Aim: All entries must be repeated exactly; do not include the pictures.

-- Begin Source data --

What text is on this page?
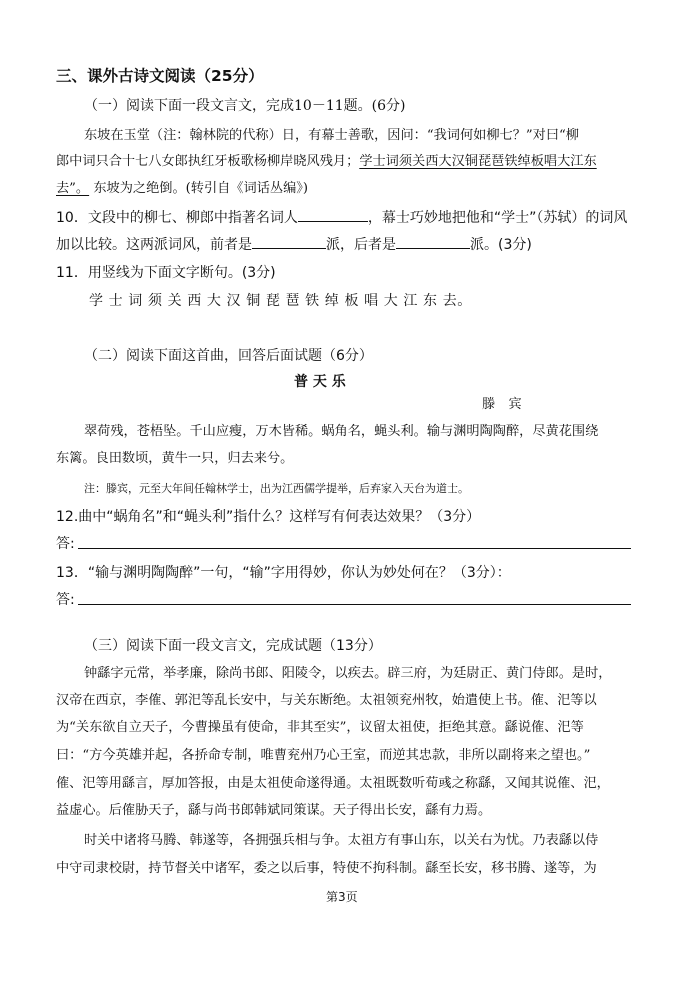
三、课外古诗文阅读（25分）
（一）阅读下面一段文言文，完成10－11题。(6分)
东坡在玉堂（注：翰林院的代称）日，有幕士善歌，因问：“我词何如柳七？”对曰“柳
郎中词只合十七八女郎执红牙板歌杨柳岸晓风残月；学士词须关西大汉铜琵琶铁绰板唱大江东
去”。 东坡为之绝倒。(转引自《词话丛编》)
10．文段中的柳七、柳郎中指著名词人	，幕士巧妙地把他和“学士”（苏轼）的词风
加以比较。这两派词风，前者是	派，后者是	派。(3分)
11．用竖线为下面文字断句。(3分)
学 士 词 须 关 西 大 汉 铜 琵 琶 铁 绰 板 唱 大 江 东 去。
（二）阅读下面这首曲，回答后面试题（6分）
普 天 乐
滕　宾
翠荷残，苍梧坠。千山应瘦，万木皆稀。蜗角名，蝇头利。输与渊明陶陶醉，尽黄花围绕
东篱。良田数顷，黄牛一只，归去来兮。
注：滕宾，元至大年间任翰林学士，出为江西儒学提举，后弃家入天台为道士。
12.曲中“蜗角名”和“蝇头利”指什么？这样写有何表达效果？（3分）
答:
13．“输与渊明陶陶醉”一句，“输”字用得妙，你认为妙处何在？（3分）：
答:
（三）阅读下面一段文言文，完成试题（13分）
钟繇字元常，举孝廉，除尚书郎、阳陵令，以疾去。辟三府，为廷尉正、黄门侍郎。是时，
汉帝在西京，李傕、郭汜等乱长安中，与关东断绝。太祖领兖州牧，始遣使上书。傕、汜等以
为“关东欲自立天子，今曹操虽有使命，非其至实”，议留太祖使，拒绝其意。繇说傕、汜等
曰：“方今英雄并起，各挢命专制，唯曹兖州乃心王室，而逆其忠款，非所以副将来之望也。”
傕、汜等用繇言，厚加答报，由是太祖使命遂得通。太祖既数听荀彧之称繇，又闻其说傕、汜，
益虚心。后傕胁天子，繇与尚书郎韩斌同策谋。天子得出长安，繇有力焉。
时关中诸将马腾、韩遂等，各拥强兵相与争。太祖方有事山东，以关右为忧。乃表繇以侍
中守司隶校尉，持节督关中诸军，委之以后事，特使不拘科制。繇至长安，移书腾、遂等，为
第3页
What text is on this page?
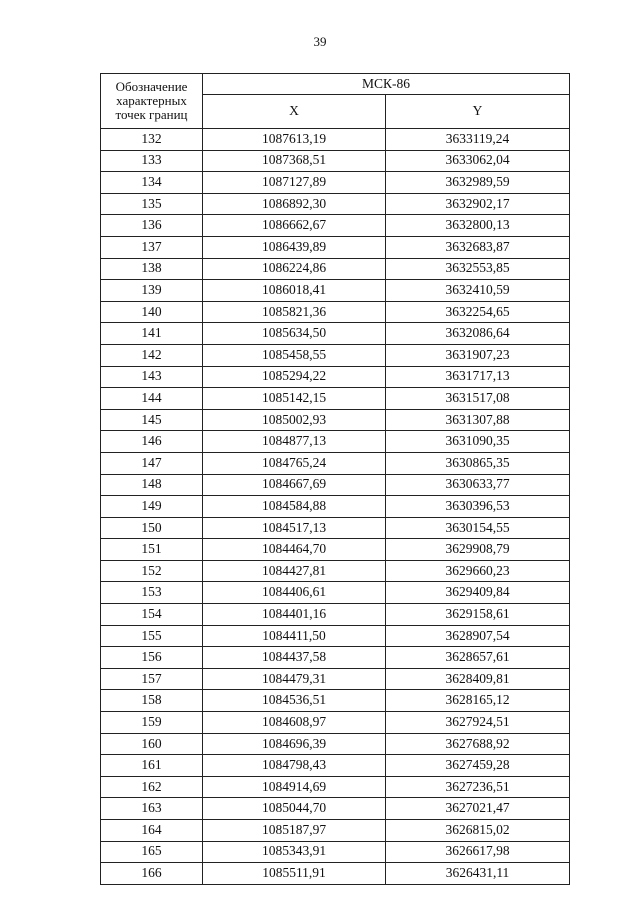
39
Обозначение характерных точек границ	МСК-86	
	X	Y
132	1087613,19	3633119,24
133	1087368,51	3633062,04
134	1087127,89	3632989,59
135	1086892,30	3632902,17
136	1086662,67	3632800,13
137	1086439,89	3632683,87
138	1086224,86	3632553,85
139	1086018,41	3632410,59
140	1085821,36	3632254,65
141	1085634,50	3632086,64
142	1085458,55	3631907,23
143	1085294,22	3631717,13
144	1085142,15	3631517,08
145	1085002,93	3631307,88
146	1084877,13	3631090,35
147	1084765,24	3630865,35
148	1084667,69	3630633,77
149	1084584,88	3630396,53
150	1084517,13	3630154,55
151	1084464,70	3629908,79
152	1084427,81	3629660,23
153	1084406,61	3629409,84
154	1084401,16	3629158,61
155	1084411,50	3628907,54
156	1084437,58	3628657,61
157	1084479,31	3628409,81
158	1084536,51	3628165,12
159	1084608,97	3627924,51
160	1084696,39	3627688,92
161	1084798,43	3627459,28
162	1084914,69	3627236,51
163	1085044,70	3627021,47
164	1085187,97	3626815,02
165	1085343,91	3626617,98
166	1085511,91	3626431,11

-- End Source data --

Exercise solution:
What text is on this page?
三、课外古诗文阅读（25分）
（一）阅读下面一段文言文，完成10－11题。(6分)
东坡在玉堂（注：翰林院的代称）日，有幕士善歌，因问：“我词何如柳七？”对曰“柳
郎中词只合十七八女郎执红牙板歌杨柳岸晓风残月；学士词须关西大汉铜琵琶铁绰板唱大江东
去”。 东坡为之绝倒。(转引自《词话丛编》)
10．文段中的柳七、柳郎中指著名词人	，幕士巧妙地把他和“学士”（苏轼）的词风
加以比较。这两派词风，前者是	派，后者是	派。(3分)
11．用竖线为下面文字断句。(3分)
学 士 词 须 关 西 大 汉 铜 琵 琶 铁 绰 板 唱 大 江 东 去。
（二）阅读下面这首曲，回答后面试题（6分）
普 天 乐
滕　宾
翠荷残，苍梧坠。千山应瘦，万木皆稀。蜗角名，蝇头利。输与渊明陶陶醉，尽黄花围绕
东篱。良田数顷，黄牛一只，归去来兮。
注：滕宾，元至大年间任翰林学士，出为江西儒学提举，后弃家入天台为道士。
12.曲中“蜗角名”和“蝇头利”指什么？这样写有何表达效果？（3分）
答:
13．“输与渊明陶陶醉”一句，“输”字用得妙，你认为妙处何在？（3分）：
答:
（三）阅读下面一段文言文，完成试题（13分）
钟繇字元常，举孝廉，除尚书郎、阳陵令，以疾去。辟三府，为廷尉正、黄门侍郎。是时，
汉帝在西京，李傕、郭汜等乱长安中，与关东断绝。太祖领兖州牧，始遣使上书。傕、汜等以
为“关东欲自立天子，今曹操虽有使命，非其至实”，议留太祖使，拒绝其意。繇说傕、汜等
曰：“方今英雄并起，各挢命专制，唯曹兖州乃心王室，而逆其忠款，非所以副将来之望也。”
傕、汜等用繇言，厚加答报，由是太祖使命遂得通。太祖既数听荀彧之称繇，又闻其说傕、汜，
益虚心。后傕胁天子，繇与尚书郎韩斌同策谋。天子得出长安，繇有力焉。
时关中诸将马腾、韩遂等，各拥强兵相与争。太祖方有事山东，以关右为忧。乃表繇以侍
中守司隶校尉，持节督关中诸军，委之以后事，特使不拘科制。繇至长安，移书腾、遂等，为
第3页
What text is on this page?
39
Обозначение характерных точек границ	МСК-86	
	X	Y
132	1087613,19	3633119,24
133	1087368,51	3633062,04
134	1087127,89	3632989,59
135	1086892,30	3632902,17
136	1086662,67	3632800,13
137	1086439,89	3632683,87
138	1086224,86	3632553,85
139	1086018,41	3632410,59
140	1085821,36	3632254,65
141	1085634,50	3632086,64
142	1085458,55	3631907,23
143	1085294,22	3631717,13
144	1085142,15	3631517,08
145	1085002,93	3631307,88
146	1084877,13	3631090,35
147	1084765,24	3630865,35
148	1084667,69	3630633,77
149	1084584,88	3630396,53
150	1084517,13	3630154,55
151	1084464,70	3629908,79
152	1084427,81	3629660,23
153	1084406,61	3629409,84
154	1084401,16	3629158,61
155	1084411,50	3628907,54
156	1084437,58	3628657,61
157	1084479,31	3628409,81
158	1084536,51	3628165,12
159	1084608,97	3627924,51
160	1084696,39	3627688,92
161	1084798,43	3627459,28
162	1084914,69	3627236,51
163	1085044,70	3627021,47
164	1085187,97	3626815,02
165	1085343,91	3626617,98
166	1085511,91	3626431,11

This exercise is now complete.